-- start of Supplied records --

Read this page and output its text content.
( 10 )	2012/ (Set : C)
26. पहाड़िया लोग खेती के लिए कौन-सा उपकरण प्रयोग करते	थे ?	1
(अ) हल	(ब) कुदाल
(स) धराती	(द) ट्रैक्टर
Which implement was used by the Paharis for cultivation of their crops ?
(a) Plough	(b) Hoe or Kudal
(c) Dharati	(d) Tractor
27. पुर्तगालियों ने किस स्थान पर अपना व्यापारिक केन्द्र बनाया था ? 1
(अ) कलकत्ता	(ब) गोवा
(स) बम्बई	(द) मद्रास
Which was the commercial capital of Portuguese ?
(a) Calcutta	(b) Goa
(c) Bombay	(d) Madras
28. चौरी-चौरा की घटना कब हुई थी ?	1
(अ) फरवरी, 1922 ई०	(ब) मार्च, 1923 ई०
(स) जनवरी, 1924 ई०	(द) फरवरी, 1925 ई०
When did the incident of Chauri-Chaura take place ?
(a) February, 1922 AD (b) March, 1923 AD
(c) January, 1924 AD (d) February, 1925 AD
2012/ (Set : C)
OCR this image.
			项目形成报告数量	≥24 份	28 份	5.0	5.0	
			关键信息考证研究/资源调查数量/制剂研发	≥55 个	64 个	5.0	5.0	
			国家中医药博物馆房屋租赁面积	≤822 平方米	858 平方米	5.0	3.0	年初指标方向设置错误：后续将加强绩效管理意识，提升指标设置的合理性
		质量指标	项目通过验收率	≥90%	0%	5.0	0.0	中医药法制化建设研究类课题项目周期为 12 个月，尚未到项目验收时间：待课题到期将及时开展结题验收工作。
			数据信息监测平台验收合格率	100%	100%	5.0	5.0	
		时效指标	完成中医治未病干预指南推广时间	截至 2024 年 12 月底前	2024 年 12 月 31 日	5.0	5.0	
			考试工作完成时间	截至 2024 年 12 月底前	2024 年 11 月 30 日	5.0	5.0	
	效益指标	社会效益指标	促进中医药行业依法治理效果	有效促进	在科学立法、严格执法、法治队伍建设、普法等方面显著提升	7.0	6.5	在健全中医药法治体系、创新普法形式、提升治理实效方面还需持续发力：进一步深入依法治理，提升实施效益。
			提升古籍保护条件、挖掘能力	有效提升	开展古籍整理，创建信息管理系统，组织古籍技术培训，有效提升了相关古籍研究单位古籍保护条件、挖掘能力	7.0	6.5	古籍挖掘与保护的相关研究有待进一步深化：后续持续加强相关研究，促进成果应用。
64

-- end of Supplied records --

Exercise details
In the records above, collect each line with "फरवर".

The output
(अ) फरवरी, 1922 ई०	(ब) मार्च, 1923 ई०
(स) जनवरी, 1924 ई०	(द) फरवरी, 1925 ई०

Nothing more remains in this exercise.